##### Recorded information

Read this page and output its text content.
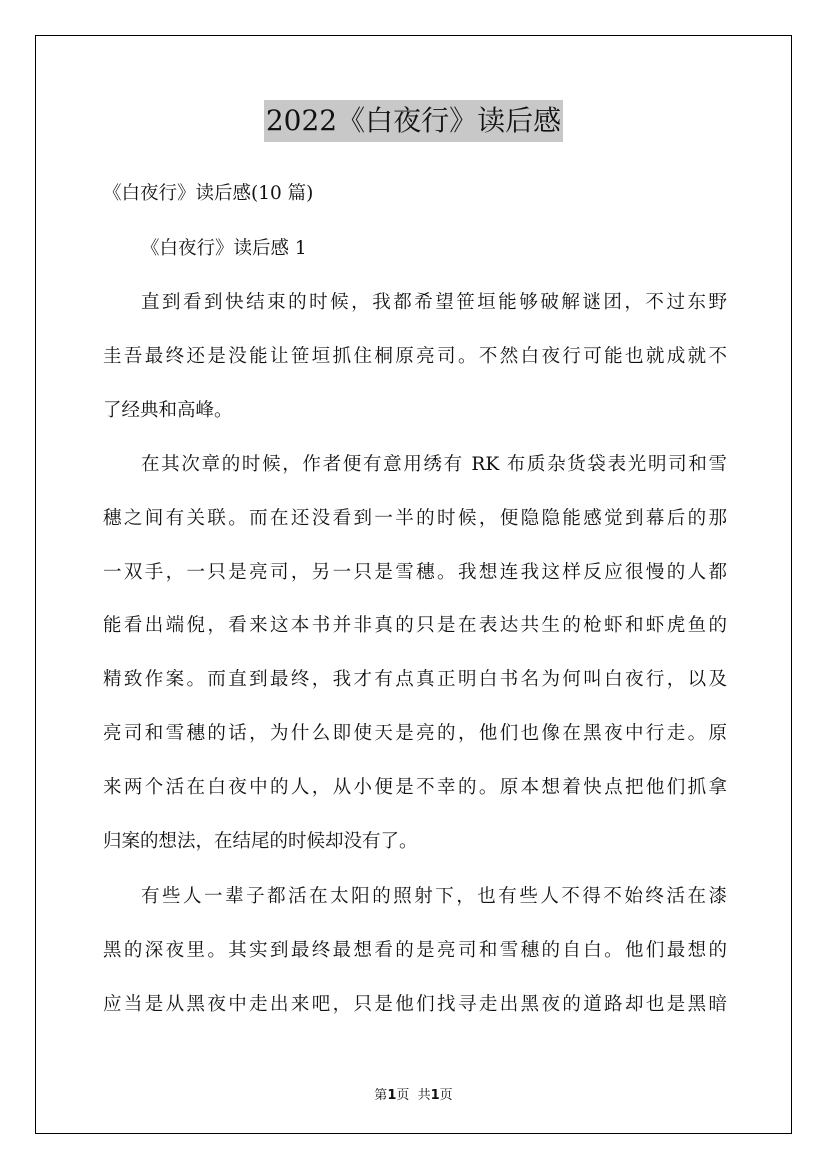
2022《白夜行》读后感
《白夜行》读后感(10 篇)
《白夜行》读后感 1
直到看到快结束的时候，我都希望笹垣能够破解谜团，不过东野
圭吾最终还是没能让笹垣抓住桐原亮司。不然白夜行可能也就成就不
了经典和高峰。
在其次章的时候，作者便有意用绣有 RK 布质杂货袋表光明司和雪
穗之间有关联。而在还没看到一半的时候，便隐隐能感觉到幕后的那
一双手，一只是亮司，另一只是雪穗。我想连我这样反应很慢的人都
能看出端倪，看来这本书并非真的只是在表达共生的枪虾和虾虎鱼的
精致作案。而直到最终，我才有点真正明白书名为何叫白夜行，以及
亮司和雪穗的话，为什么即使天是亮的，他们也像在黑夜中行走。原
来两个活在白夜中的人，从小便是不幸的。原本想着快点把他们抓拿
归案的想法，在结尾的时候却没有了。
有些人一辈子都活在太阳的照射下，也有些人不得不始终活在漆
黑的深夜里。其实到最终最想看的是亮司和雪穗的自白。他们最想的
应当是从黑夜中走出来吧，只是他们找寻走出黑夜的道路却也是黑暗
第1页  共1页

##########

Pictures excluded, quote all the data above exactly.

## Task response
Read this page and output its text content.
2022《白夜行》读后感
《白夜行》读后感(10 篇)
《白夜行》读后感 1
直到看到快结束的时候，我都希望笹垣能够破解谜团，不过东野
圭吾最终还是没能让笹垣抓住桐原亮司。不然白夜行可能也就成就不
了经典和高峰。
在其次章的时候，作者便有意用绣有 RK 布质杂货袋表光明司和雪
穗之间有关联。而在还没看到一半的时候，便隐隐能感觉到幕后的那
一双手，一只是亮司，另一只是雪穗。我想连我这样反应很慢的人都
能看出端倪，看来这本书并非真的只是在表达共生的枪虾和虾虎鱼的
精致作案。而直到最终，我才有点真正明白书名为何叫白夜行，以及
亮司和雪穗的话，为什么即使天是亮的，他们也像在黑夜中行走。原
来两个活在白夜中的人，从小便是不幸的。原本想着快点把他们抓拿
归案的想法，在结尾的时候却没有了。
有些人一辈子都活在太阳的照射下，也有些人不得不始终活在漆
黑的深夜里。其实到最终最想看的是亮司和雪穗的自白。他们最想的
应当是从黑夜中走出来吧，只是他们找寻走出黑夜的道路却也是黑暗
第1页  共1页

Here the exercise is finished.